Texte fourni:
------------------------------------
Pour une réforme plus juste du 3ème cycle spécialisé dans les conservatoires

Destinataire(s) : La direction générale de la création artistique (DGCA)
Pour une réforme plus juste du 3ème cycle spécialisé dans les conservatoires

De nombreux établissements d’enseignement artistique se sont vus récemment refuser l’agrément CPES (Classe Préparatoire à l’Enseignement Supérieur). C’est suite à ce refus qu’il nous a semblé important de rédiger ce courrier pour d’une part informer chacun de la situation, et d’autre part faire remonter le sentiment de déception, d’incompréhension, d’injustice ressenti par de nombreux enseignants artistiques. 

 

Ce sont en effet ces mêmes enseignants qui, avec les équipes de directions et les équipes administratives, ont oeuvré, non sans peine, depuis quinze ans à la mise en place et au bon fonctionnement du feu CEPI (Cycle d’Enseignement Professionnel Initial).  

Il semble du reste important de rappeler ici le bilan extrêmement positif de ces quinze années de CEPI qui ont fait l’objet d’évaluations régulières de la part de la DGCA, très satisfaite de tout ce qui a été mis en place.
------------------------------------
Lignes de données:
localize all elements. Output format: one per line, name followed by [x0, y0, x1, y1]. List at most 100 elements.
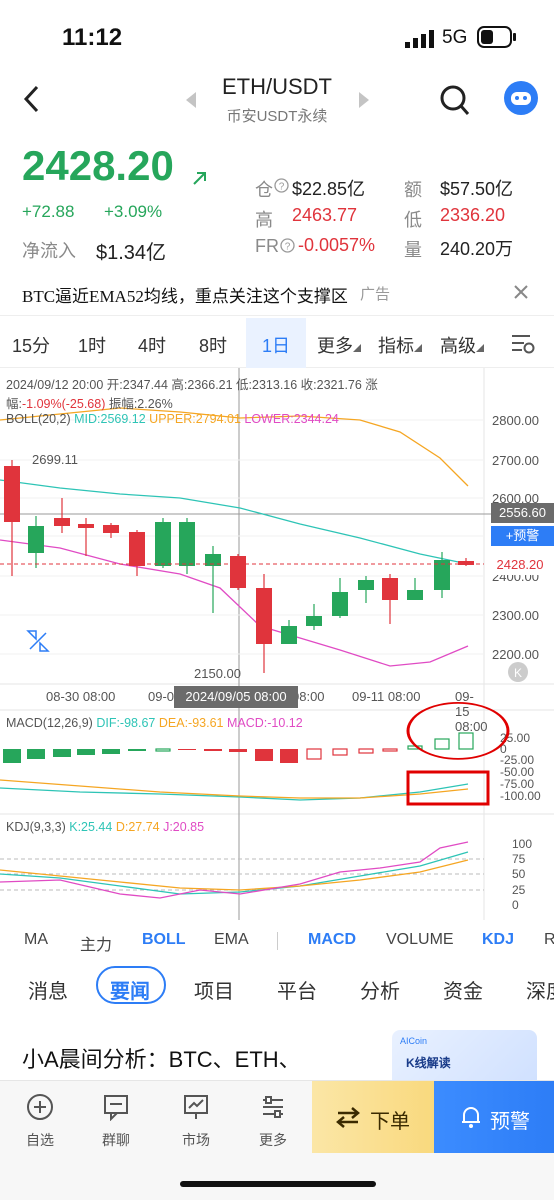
------------------------------------
Consigne 1:
Répondez à ces questions sur le texte consacré à la réforme du 3ème cycle spécialisé :
(a) À qui ce texte est-il adressé ?
(b) Quel agrément de nombreux établissements se sont-ils vu refuser ?
(c) Depuis combien d'années les enseignants œuvraient-ils à la mise en place du CEPI ?
Consigne 2:
Modifiez le texte consacré à la réforme du 3ème cycle spécialisé : réécrivez tout ce qui va de « Ce sont en effet » jusqu'à « d’Enseignement Professionnel Initial). », en mettant « vingt ans » à la place de « quinze ans ».
Consigne 3:
Rédigez la suite du texte consacré à la réforme du 3ème cycle spécialisé, en reprenant juste après sa dernière phrase.

Réponse attendue 1:
(a) À la direction générale de la création artistique (DGCA).
(b) L'agrément CPES (Classe Préparatoire à l'Enseignement Supérieur).
(c) Depuis quinze ans.

Réponse attendue 2:
Ce sont en effet ces mêmes enseignants qui, avec les équipes de directions et les équipes administratives, ont oeuvré, non sans peine, depuis vingt ans à la mise en place et au bon fonctionnement du feu CEPI (Cycle d’Enseignement Professionnel Initial).

Réponse attendue 3:
Un bref historique 

 

Le décret du 16 juin 2005 « portant organisation du cycle d’enseignement professionnel initial et création des diplômes nationaux d’orientation professionnelle de musique, de danse, et d’art dramatique » ordonne la mise en place d’un cursus, accessible dès la fin du second cycle (ou sur dossier attestant d’un niveau équivalent). Il est destiné à « approfondir la motivation et les aptitudes des élèves en vue d’une orientation professionnelle ». L’arrêté du 23 février 2007 relatif à l’organisation du cycle d’enseignement professionnel initial et du diplôme national d’orientation pédagogique spécifie :

- En musique : la durée (deux à quatre ans), et un volume horaire total de 750 heures. Chaque cursus est constitué d’un module principal dans la discipline dominante, d’un module associé, d’un module complémentaire ainsi qu’une unité d’enseignement choisie dans une liste d’options.  

- En danse : l'arrêté détermine trois disciplines (classique, contemporaine, jazz), chaque cursus se composant d'un module d'interprétation composé d'une discipline chorégraphique associée, de trois modules complémentaires obligatoires et d'un modèle complémentaire facultatif ; le cycle a une durée « de deux à quatre ans » et représente un volume d'enseignement de 1 024 heures.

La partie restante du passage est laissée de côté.